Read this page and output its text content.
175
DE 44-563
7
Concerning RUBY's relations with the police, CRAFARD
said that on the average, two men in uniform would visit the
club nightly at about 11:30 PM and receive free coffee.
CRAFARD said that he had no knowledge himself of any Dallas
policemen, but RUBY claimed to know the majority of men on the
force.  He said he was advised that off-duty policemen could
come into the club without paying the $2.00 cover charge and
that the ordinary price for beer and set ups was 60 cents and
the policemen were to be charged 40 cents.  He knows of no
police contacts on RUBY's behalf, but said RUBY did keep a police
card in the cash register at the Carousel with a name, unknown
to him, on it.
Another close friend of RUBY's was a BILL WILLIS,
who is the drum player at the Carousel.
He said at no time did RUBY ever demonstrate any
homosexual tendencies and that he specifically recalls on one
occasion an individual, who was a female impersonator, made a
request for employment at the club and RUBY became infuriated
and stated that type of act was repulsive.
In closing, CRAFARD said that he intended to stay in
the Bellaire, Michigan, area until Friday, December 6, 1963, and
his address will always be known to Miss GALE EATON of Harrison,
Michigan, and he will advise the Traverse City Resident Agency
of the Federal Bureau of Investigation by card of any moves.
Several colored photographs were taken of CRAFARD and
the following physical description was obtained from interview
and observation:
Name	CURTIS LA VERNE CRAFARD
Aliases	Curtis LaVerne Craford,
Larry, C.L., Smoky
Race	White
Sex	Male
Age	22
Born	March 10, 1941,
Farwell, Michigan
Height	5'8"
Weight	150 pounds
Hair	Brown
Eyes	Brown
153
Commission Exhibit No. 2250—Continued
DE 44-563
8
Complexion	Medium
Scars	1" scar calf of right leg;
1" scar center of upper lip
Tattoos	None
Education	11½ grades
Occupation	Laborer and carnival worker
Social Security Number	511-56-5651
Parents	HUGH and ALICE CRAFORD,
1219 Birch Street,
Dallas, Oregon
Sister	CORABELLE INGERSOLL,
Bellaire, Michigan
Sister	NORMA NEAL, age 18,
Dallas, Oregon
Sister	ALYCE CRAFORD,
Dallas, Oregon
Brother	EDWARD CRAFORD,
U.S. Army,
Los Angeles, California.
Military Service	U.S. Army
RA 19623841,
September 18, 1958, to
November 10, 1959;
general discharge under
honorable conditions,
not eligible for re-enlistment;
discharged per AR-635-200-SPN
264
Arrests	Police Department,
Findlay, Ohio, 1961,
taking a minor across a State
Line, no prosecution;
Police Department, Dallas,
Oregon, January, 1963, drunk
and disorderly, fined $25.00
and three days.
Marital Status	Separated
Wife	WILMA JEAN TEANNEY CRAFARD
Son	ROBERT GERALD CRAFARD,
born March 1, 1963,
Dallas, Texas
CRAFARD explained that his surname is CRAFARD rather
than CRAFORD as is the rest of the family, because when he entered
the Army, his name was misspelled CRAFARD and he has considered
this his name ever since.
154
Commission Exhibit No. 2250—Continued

==

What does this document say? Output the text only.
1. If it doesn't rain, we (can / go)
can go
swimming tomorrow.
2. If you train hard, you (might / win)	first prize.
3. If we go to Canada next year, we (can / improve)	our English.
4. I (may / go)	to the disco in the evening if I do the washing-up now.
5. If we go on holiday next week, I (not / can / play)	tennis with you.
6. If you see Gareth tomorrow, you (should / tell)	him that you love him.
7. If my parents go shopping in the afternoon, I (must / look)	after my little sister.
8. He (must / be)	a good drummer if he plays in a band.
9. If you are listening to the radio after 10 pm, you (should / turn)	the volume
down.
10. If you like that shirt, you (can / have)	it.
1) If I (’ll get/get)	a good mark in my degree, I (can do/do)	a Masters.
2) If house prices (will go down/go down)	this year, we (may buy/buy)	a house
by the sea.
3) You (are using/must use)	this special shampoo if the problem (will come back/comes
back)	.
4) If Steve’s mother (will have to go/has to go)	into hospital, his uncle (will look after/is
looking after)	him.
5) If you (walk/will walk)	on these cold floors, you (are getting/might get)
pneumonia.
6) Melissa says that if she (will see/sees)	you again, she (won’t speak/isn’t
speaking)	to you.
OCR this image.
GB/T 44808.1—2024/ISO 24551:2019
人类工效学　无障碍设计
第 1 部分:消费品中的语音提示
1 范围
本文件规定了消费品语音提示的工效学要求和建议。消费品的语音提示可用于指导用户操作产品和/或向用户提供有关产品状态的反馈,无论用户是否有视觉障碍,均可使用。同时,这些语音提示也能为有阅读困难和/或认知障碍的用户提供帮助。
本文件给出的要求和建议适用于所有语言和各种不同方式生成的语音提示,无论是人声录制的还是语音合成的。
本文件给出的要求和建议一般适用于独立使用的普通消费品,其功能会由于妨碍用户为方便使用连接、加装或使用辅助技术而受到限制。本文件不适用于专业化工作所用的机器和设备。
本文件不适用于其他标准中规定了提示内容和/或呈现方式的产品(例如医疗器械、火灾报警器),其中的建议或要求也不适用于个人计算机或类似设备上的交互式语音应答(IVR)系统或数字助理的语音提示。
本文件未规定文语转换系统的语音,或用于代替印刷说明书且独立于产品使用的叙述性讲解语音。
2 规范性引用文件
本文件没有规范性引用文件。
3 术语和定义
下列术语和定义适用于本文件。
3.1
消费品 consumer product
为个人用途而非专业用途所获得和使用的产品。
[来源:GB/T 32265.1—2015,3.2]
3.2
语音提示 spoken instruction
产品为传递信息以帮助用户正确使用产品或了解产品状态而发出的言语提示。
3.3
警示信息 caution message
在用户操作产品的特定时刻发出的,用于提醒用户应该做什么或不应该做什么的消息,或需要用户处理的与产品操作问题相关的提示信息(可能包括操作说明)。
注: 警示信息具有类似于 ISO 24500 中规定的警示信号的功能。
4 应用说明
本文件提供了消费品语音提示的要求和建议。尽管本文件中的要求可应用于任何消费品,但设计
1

• **Task to carry out**
Above are the records. Copy every line in them holding "were".

• **Expected output**
the policemen were to be charged 40 cents.  He knows of no
Several colored photographs were taken of CRAFARD and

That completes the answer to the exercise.